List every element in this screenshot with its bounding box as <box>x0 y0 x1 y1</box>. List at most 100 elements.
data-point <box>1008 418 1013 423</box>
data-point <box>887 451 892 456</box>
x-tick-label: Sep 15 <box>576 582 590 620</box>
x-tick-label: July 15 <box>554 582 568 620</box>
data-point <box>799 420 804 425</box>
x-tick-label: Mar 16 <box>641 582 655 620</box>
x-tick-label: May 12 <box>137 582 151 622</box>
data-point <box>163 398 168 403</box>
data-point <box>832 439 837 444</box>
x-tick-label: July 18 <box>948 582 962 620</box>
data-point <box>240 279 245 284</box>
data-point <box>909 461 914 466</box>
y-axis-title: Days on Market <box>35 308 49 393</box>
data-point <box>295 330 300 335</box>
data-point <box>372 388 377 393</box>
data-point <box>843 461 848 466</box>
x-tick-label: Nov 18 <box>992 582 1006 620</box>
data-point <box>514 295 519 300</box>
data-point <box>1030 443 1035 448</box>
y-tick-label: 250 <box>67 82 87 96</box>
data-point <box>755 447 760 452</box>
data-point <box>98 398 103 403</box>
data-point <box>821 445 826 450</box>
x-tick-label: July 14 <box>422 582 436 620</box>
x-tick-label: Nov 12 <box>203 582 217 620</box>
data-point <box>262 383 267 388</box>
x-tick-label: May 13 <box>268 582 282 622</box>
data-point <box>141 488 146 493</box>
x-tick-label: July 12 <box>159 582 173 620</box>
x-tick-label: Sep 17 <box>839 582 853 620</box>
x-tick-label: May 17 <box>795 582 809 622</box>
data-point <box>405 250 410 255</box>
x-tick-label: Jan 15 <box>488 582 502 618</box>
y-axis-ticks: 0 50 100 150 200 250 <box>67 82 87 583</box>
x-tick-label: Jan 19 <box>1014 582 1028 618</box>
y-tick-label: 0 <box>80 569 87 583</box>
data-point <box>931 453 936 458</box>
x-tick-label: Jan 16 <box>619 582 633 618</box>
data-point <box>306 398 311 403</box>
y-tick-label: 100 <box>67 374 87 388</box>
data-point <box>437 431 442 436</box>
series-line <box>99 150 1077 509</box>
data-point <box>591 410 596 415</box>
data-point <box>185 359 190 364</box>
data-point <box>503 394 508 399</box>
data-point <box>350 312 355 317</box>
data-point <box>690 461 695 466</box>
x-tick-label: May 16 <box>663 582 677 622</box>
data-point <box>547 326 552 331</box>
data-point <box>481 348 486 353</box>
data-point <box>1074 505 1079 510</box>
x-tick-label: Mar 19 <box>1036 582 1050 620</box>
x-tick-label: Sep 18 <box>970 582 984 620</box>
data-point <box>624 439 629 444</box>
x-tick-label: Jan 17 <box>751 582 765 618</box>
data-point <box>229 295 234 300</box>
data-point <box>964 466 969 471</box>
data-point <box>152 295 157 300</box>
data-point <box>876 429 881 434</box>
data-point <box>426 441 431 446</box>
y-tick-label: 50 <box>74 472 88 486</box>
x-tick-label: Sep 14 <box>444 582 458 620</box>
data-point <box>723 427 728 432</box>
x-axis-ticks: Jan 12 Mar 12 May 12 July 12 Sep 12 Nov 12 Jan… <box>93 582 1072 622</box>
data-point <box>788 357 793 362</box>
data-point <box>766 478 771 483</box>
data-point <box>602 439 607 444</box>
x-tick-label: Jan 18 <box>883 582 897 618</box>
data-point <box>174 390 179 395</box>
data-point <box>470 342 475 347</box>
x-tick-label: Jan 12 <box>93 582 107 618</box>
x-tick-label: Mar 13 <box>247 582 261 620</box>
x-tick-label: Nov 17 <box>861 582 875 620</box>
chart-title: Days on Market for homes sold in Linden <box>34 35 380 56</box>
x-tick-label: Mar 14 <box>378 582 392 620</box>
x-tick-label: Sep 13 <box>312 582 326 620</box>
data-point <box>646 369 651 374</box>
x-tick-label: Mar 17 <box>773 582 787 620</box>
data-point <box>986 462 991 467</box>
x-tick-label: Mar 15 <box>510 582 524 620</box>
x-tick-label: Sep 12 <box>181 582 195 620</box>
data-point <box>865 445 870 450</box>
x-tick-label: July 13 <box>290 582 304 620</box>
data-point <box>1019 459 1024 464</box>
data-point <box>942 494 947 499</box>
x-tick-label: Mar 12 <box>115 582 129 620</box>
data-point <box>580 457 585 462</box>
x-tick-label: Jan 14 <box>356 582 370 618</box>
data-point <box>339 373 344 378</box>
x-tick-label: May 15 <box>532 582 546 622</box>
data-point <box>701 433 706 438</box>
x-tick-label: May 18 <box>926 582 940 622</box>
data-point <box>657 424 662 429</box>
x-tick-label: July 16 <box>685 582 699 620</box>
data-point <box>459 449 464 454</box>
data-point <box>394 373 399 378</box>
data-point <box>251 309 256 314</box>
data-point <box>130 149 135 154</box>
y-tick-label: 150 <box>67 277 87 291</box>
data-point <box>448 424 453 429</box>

--------------------------------

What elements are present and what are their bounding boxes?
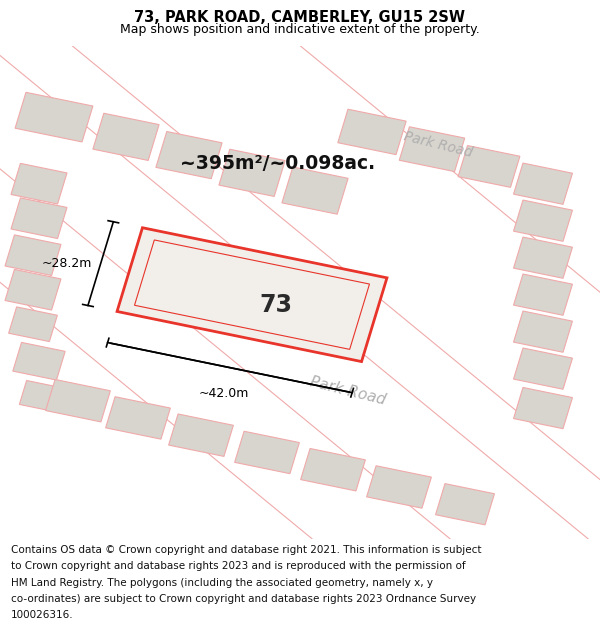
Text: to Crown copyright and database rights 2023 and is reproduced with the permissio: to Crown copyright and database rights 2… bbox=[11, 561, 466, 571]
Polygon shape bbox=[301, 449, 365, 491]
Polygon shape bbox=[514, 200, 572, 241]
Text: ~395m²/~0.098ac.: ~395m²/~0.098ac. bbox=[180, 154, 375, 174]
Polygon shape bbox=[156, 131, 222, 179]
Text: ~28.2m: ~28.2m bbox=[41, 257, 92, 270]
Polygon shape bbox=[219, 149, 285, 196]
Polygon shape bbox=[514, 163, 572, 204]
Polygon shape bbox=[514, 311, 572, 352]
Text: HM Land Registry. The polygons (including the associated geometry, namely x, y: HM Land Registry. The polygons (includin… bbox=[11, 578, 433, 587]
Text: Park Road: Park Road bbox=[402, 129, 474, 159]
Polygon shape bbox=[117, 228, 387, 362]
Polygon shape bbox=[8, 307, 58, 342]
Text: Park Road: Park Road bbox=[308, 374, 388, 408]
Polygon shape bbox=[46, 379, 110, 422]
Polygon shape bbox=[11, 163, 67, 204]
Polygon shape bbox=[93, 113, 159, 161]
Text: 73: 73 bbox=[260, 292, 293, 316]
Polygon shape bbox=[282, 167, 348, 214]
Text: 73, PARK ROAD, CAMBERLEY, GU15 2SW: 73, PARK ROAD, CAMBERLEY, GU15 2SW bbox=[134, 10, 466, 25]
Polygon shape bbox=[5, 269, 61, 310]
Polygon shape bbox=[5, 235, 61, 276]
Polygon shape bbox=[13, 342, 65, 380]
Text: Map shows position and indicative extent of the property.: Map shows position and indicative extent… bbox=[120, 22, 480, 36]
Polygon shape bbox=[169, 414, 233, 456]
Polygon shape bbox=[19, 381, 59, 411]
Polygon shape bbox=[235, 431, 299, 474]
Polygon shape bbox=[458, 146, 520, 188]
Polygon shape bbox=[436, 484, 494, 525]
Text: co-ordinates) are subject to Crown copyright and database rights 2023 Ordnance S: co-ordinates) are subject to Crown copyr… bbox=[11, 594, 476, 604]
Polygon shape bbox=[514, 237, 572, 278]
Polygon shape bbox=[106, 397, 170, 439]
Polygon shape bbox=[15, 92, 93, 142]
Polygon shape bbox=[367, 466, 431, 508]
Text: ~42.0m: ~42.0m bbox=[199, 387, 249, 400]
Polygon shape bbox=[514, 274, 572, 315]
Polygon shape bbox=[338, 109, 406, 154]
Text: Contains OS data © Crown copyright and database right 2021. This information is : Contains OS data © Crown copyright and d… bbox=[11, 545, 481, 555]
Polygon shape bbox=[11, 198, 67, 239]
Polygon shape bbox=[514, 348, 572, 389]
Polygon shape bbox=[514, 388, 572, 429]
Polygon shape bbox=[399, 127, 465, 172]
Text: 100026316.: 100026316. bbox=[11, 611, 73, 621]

--------------------------------

**REQUIREMENTS**
Please rewrite the data starting at the line containing "List every element" and ending at the line containing "data-point <box>141 488 146 493</box>", replacing every "data-point" with "marker" and leaving everything else unchanged.

**EXERCISE RESULT**
List every element in this screenshot with its bounding box as <box>x0 y0 x1 y1</box>. List at most 100 elements.
marker <box>1008 418 1013 423</box>
marker <box>887 451 892 456</box>
x-tick-label: Sep 15 <box>576 582 590 620</box>
x-tick-label: July 15 <box>554 582 568 620</box>
marker <box>799 420 804 425</box>
x-tick-label: Mar 16 <box>641 582 655 620</box>
x-tick-label: May 12 <box>137 582 151 622</box>
marker <box>163 398 168 403</box>
marker <box>832 439 837 444</box>
x-tick-label: July 18 <box>948 582 962 620</box>
marker <box>240 279 245 284</box>
marker <box>909 461 914 466</box>
y-axis-title: Days on Market <box>35 308 49 393</box>
marker <box>295 330 300 335</box>
marker <box>372 388 377 393</box>
marker <box>843 461 848 466</box>
x-tick-label: Nov 18 <box>992 582 1006 620</box>
marker <box>514 295 519 300</box>
marker <box>1030 443 1035 448</box>
y-tick-label: 250 <box>67 82 87 96</box>
marker <box>755 447 760 452</box>
marker <box>98 398 103 403</box>
marker <box>821 445 826 450</box>
x-tick-label: July 14 <box>422 582 436 620</box>
x-tick-label: Nov 12 <box>203 582 217 620</box>
marker <box>262 383 267 388</box>
x-tick-label: May 13 <box>268 582 282 622</box>
marker <box>141 488 146 493</box>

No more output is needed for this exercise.